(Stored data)
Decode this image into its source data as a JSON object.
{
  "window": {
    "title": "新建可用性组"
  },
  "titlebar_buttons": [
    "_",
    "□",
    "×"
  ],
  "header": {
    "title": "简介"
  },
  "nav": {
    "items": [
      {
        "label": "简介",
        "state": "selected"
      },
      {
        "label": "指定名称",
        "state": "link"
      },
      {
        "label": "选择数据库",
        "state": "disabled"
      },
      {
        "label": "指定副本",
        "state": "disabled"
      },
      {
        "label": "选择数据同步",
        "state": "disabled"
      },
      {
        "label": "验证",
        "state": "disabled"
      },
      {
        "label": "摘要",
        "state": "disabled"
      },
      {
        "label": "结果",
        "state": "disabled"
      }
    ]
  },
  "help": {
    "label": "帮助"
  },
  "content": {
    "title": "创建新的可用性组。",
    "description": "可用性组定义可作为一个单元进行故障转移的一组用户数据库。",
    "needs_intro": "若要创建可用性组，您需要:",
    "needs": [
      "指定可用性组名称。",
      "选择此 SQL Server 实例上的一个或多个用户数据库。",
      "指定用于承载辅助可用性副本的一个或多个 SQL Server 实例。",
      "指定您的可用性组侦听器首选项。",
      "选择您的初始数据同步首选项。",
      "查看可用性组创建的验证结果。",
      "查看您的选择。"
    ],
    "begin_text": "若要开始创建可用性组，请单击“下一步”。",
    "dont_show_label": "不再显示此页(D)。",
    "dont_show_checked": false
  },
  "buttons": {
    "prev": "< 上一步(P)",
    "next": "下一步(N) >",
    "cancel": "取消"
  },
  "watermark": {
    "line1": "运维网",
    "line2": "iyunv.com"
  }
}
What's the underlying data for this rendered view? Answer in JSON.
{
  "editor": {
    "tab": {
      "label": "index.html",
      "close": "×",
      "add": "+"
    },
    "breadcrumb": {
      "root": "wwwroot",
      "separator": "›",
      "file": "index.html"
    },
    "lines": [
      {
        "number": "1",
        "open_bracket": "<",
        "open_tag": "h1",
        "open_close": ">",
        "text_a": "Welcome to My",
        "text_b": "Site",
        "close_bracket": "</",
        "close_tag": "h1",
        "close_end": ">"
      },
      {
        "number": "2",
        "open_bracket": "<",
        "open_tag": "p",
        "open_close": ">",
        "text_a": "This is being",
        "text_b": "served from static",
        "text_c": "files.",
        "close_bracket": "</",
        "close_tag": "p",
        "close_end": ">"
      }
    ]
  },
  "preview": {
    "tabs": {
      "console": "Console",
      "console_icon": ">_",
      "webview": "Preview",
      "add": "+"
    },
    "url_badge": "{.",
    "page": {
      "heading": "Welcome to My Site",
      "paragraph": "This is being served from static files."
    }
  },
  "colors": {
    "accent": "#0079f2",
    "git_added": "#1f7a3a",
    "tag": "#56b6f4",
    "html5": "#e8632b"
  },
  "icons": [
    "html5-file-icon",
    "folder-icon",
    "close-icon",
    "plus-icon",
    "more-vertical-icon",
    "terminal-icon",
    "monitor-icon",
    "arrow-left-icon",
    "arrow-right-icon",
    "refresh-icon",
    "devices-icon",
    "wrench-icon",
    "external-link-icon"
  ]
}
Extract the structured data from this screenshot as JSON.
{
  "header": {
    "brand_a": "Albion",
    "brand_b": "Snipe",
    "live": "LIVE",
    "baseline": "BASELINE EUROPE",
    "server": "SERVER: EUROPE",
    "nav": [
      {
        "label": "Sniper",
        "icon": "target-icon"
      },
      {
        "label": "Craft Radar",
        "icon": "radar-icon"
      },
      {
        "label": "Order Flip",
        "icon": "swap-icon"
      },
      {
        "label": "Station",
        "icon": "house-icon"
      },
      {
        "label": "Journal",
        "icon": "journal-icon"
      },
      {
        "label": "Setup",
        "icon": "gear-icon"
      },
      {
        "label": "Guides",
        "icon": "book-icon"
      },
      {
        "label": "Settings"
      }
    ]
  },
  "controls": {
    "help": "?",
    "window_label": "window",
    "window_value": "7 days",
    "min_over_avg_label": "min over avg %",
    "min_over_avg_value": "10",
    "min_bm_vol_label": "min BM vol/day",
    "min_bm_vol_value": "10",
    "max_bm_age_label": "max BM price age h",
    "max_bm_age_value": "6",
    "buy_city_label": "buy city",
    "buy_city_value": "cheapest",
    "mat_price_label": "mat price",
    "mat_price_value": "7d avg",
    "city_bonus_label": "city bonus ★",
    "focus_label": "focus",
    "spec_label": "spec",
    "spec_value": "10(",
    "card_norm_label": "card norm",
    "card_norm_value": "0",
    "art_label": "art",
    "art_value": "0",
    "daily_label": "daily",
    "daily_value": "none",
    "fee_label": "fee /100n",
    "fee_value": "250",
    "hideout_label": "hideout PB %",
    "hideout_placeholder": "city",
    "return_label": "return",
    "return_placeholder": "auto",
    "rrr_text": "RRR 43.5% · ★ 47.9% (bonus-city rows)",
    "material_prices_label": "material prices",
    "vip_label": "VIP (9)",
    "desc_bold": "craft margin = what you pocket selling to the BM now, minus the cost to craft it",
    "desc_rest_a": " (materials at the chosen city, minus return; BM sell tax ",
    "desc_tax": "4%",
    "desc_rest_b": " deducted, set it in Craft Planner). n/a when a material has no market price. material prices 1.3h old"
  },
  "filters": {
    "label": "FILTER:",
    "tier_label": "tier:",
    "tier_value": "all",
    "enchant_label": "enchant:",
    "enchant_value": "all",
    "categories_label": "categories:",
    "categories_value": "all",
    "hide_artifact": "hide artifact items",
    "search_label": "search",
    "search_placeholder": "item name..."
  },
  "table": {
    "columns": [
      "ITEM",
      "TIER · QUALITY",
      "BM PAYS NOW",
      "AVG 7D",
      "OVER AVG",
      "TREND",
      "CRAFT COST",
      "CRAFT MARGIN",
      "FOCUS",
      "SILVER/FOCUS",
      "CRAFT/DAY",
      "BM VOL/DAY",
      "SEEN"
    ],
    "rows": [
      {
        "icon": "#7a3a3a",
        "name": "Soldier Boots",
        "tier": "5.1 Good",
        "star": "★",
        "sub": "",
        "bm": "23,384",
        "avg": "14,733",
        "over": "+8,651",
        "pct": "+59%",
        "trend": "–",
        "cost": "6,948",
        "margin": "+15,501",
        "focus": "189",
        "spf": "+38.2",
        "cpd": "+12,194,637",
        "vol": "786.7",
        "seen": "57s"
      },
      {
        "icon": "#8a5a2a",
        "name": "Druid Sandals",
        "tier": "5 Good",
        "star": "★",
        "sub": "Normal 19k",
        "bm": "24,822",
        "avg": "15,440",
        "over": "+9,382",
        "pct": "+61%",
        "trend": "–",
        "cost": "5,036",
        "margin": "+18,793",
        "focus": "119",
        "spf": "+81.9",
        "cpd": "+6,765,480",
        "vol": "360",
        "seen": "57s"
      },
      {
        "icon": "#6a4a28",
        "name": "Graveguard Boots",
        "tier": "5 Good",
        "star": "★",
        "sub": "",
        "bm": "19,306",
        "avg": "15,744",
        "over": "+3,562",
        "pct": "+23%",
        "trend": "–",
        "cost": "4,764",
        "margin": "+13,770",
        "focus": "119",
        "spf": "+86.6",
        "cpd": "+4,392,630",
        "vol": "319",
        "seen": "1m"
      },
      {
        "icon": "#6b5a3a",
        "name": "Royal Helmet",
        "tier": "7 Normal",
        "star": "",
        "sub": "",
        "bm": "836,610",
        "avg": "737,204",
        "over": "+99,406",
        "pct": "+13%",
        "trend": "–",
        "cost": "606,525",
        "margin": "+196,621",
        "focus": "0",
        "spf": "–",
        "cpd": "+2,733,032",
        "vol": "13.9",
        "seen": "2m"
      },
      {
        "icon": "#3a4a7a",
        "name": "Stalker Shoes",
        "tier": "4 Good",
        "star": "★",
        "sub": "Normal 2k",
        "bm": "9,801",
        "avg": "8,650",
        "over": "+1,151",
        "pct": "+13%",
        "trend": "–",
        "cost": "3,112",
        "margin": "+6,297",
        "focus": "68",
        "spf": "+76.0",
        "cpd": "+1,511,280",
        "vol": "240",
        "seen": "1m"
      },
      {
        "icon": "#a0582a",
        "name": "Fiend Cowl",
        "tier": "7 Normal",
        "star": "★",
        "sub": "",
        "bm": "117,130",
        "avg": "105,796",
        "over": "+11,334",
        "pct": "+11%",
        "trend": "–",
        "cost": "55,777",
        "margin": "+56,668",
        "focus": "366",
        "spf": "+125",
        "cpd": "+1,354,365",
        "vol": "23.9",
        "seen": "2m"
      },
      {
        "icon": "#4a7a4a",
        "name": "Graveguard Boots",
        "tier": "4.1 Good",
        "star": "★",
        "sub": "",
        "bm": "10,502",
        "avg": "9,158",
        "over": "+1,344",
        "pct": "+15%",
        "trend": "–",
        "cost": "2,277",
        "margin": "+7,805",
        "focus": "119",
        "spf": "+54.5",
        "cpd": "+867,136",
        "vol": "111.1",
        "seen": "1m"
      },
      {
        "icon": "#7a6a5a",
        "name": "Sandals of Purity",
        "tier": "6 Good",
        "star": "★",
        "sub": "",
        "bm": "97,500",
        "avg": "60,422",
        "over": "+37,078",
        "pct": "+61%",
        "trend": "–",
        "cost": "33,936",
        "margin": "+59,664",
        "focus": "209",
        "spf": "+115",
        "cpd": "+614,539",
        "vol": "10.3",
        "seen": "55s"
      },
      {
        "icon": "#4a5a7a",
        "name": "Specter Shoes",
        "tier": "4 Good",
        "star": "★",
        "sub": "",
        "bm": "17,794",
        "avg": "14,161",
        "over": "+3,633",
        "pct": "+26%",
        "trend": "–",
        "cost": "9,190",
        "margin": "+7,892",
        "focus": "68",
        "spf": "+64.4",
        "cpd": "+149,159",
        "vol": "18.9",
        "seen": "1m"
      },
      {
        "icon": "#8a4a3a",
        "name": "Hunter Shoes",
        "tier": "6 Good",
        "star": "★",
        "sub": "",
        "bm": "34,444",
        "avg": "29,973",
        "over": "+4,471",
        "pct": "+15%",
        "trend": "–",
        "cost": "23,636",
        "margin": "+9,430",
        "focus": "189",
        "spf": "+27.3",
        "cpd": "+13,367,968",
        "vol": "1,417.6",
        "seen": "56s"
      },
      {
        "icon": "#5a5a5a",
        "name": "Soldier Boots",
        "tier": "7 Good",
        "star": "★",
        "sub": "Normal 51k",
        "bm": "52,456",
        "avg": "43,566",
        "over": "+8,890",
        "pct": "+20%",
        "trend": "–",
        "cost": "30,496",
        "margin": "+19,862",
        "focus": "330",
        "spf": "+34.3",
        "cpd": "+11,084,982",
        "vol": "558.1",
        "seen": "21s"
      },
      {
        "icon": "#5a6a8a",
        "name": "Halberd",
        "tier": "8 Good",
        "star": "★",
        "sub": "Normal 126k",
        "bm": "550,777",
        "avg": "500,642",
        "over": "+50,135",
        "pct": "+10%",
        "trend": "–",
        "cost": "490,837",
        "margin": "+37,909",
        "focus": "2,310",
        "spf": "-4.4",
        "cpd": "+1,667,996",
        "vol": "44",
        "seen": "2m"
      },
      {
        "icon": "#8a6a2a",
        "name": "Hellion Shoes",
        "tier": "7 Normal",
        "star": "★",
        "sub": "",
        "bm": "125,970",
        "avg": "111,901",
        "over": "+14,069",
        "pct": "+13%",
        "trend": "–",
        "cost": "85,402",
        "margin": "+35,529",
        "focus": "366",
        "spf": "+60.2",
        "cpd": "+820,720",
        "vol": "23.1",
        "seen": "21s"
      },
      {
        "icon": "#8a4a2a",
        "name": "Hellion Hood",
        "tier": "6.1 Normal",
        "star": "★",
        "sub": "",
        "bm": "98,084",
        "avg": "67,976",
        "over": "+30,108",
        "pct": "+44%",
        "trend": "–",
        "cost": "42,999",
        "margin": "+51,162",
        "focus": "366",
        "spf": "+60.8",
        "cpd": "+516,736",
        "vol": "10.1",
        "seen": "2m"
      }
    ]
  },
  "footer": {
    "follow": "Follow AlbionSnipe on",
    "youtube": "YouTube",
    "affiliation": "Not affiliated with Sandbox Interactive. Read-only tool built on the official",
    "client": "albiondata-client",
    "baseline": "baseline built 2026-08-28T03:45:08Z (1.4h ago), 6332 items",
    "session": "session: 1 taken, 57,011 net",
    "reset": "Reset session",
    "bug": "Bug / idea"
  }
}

◆ **WHAT YOU SHOULD DO**:
Look through the entries above for the word "bonus". Copy every line where it shows up.

◆ **COMPLETE OUTPUT**:
    "city_bonus_label": "city bonus ★",
    "rrr_text": "RRR 43.5% · ★ 47.9% (bonus-city rows)",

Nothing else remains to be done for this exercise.